§ **To be done**: Copy out every line in the entries below that includes "Villigen".

--- Items ---

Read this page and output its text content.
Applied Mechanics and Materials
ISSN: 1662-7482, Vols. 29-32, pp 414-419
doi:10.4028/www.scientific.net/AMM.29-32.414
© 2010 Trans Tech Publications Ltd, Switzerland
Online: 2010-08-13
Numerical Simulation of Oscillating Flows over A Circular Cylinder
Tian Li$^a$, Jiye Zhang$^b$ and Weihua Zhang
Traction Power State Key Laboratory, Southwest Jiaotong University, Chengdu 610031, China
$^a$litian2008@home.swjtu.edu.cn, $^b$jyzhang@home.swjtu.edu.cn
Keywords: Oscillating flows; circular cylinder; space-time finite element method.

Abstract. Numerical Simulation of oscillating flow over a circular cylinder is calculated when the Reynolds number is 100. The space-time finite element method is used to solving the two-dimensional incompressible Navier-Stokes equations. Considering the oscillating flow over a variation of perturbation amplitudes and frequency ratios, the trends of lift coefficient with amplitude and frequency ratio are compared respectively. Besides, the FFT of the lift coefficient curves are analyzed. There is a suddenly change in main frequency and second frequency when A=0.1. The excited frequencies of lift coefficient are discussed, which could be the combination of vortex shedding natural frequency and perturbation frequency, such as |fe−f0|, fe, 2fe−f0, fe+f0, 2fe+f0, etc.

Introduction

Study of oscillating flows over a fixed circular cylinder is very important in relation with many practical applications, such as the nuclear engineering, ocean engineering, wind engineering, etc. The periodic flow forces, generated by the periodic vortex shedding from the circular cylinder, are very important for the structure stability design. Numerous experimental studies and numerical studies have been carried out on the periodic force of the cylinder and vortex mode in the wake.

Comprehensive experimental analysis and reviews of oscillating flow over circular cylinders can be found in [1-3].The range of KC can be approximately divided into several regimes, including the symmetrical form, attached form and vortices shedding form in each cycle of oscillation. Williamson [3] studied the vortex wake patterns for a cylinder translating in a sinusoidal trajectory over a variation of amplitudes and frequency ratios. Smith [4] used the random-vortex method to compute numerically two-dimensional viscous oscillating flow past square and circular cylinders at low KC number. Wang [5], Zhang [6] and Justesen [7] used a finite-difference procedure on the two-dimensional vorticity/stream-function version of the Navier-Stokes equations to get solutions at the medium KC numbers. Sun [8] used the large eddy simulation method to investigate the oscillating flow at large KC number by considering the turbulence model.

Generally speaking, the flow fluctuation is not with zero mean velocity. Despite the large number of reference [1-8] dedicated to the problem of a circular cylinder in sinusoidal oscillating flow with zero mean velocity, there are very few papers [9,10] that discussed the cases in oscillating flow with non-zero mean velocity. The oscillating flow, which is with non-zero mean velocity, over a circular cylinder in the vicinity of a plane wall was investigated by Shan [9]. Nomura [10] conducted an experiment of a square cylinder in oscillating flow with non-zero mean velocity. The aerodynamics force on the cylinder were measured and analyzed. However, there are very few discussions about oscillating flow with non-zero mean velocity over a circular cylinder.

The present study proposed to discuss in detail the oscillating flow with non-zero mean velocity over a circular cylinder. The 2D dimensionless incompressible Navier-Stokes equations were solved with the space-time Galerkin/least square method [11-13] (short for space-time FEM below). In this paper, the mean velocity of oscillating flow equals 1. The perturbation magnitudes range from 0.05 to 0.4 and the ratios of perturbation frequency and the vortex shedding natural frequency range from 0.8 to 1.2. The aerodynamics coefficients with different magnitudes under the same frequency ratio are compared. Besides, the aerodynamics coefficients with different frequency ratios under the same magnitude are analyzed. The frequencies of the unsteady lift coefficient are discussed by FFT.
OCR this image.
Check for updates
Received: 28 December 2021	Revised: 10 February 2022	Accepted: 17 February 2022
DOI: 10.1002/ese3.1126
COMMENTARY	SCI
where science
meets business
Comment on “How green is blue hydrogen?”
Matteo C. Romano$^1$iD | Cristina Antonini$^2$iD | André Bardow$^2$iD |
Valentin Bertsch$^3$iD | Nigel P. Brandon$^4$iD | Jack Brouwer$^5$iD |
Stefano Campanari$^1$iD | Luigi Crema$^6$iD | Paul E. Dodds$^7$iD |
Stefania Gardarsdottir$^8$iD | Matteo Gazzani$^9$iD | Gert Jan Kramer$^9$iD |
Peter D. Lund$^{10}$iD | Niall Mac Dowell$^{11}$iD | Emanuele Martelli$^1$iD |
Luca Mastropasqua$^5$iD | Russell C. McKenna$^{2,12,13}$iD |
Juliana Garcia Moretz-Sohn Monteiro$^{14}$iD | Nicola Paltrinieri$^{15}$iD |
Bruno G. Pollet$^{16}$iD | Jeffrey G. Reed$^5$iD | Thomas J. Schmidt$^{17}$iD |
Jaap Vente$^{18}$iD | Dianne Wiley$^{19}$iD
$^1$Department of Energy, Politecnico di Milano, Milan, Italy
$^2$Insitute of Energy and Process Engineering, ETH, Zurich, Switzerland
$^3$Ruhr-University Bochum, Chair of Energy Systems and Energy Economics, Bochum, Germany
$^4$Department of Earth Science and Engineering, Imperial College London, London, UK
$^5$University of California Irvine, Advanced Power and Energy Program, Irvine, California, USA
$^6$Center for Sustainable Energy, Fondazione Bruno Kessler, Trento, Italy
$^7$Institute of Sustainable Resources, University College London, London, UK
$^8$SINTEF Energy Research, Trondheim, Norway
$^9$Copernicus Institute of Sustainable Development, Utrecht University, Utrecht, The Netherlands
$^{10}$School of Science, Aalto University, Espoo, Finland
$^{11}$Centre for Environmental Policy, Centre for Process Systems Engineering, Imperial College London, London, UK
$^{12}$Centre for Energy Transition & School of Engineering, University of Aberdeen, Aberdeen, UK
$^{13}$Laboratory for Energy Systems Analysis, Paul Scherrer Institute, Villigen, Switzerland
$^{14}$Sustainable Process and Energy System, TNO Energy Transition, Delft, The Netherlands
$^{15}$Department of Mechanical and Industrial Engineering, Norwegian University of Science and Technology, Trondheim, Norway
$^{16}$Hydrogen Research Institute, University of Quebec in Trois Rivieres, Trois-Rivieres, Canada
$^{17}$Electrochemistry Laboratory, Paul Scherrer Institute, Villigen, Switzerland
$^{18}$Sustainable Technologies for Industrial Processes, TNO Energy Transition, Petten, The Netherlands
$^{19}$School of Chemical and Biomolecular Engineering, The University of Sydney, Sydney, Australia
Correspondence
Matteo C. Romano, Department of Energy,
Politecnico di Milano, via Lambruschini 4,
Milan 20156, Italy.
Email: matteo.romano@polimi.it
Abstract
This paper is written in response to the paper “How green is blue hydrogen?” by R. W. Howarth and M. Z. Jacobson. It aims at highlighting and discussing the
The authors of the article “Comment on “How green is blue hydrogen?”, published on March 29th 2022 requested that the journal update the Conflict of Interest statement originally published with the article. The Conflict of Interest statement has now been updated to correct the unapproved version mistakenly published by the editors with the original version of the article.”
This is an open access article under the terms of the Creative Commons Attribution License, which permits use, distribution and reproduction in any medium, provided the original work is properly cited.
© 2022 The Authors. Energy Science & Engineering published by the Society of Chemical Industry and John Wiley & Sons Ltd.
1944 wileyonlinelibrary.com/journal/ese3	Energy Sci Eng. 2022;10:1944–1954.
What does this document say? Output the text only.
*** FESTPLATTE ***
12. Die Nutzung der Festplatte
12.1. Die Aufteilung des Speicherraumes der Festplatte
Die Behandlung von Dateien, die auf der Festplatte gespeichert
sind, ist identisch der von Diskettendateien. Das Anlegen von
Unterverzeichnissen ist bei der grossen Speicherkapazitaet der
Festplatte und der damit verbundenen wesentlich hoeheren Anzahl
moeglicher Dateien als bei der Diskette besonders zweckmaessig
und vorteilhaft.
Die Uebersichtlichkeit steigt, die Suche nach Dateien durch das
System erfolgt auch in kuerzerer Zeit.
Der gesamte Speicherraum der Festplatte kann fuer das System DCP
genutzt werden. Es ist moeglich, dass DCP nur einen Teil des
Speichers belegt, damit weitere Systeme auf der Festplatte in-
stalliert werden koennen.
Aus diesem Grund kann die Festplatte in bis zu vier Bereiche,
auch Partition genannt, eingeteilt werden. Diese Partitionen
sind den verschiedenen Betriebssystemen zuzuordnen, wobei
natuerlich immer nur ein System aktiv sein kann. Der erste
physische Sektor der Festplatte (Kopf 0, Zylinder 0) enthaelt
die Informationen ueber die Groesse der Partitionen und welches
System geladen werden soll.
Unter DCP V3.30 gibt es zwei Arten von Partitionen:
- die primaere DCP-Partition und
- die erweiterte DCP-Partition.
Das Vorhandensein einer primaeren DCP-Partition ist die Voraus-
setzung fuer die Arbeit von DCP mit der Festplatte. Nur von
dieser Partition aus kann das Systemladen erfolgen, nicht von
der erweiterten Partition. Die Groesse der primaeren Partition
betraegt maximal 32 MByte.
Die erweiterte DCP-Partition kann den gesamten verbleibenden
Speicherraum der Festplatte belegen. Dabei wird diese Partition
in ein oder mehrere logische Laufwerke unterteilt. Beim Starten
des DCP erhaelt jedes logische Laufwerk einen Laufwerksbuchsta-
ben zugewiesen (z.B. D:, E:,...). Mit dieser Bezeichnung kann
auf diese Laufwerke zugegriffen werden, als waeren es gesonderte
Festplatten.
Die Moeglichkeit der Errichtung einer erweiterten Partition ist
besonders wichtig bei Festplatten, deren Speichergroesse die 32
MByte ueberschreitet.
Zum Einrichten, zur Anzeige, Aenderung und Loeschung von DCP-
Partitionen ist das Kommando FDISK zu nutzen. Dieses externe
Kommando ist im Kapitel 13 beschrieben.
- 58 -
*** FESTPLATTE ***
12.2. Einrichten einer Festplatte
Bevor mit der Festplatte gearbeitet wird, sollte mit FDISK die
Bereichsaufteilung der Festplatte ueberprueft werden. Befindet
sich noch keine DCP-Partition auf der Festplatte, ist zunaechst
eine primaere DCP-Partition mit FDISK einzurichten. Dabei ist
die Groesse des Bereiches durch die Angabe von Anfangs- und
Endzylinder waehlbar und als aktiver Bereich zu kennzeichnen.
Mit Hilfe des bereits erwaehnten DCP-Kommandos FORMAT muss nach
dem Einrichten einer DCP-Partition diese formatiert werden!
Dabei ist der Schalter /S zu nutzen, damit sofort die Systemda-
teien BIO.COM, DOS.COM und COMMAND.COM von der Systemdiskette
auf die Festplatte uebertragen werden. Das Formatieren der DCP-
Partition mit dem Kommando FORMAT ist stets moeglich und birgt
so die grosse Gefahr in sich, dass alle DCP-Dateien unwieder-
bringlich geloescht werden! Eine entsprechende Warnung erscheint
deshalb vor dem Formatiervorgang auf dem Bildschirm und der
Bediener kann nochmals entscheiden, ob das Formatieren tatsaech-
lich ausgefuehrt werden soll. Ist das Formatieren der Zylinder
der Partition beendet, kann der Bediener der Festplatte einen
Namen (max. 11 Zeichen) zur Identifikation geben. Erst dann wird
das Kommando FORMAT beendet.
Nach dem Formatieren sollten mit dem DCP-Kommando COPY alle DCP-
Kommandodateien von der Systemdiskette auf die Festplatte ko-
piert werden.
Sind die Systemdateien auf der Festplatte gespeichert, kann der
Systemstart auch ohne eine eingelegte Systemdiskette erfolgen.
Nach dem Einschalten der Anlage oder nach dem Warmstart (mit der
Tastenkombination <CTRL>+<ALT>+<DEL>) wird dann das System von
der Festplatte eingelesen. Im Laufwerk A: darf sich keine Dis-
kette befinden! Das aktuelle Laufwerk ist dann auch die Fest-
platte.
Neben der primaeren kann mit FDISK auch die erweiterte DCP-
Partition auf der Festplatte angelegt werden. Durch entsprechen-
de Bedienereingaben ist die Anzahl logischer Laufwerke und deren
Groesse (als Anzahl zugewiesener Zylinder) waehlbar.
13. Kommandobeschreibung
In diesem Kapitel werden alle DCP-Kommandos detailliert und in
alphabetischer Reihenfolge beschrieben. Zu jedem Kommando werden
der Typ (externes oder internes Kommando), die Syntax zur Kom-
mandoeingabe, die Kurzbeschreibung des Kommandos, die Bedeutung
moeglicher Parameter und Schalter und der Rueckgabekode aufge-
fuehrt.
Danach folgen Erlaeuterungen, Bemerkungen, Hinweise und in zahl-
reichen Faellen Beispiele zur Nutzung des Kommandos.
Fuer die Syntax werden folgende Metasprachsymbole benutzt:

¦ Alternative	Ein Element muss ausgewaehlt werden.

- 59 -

---

§ **Full response**:
$^{13}$Laboratory for Energy Systems Analysis, Paul Scherrer Institute, Villigen, Switzerland
$^{17}$Electrochemistry Laboratory, Paul Scherrer Institute, Villigen, Switzerland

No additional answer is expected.